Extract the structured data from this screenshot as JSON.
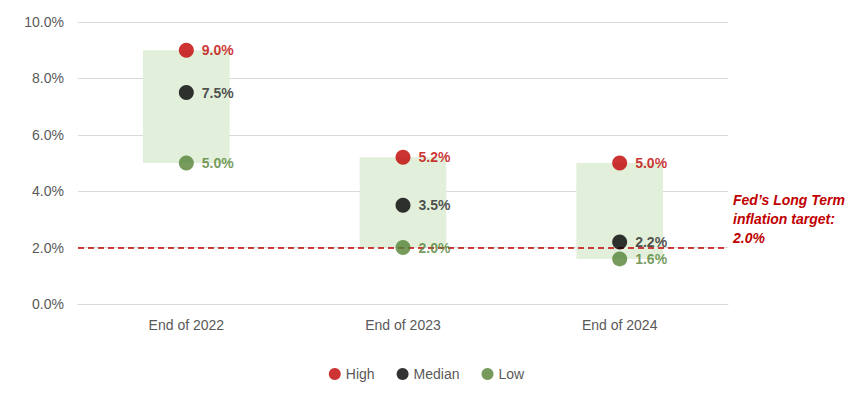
{
  "chart_data": {
    "type": "scatter",
    "categories": [
      "End of 2022",
      "End of 2023",
      "End of 2024"
    ],
    "series": [
      {
        "name": "High",
        "color": "#c00000",
        "values": [
          9.0,
          5.2,
          5.0
        ],
        "value_labels": [
          "9.0%",
          "5.2%",
          "5.0%"
        ]
      },
      {
        "name": "Median",
        "color": "#000000",
        "values": [
          7.5,
          3.5,
          2.2
        ],
        "value_labels": [
          "7.5%",
          "3.5%",
          "2.2%"
        ]
      },
      {
        "name": "Low",
        "color": "#548235",
        "values": [
          5.0,
          2.0,
          1.6
        ],
        "value_labels": [
          "5.0%",
          "2.0%",
          "1.6%"
        ]
      }
    ],
    "ylim": [
      0,
      10
    ],
    "yticks": [
      {
        "value": 0,
        "label": "0.0%"
      },
      {
        "value": 2,
        "label": "2.0%"
      },
      {
        "value": 4,
        "label": "4.0%"
      },
      {
        "value": 6,
        "label": "6.0%"
      },
      {
        "value": 8,
        "label": "8.0%"
      },
      {
        "value": 10,
        "label": "10.0%"
      }
    ],
    "grid": true,
    "legend": "bottom",
    "data_labels": true,
    "reference_line": {
      "value": 2.0,
      "label_lines": [
        "Fed’s Long Term",
        "inflation target:",
        "2.0%"
      ],
      "color": "#c00000",
      "line_style": "dashed"
    }
  }
}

..............................

* GIVEN REQUEST
Find all the lines containing "color" in the material, then copy them.

* REPLY
        "color": "#c00000",
        "color": "#000000",
        "color": "#548235",
      "color": "#c00000",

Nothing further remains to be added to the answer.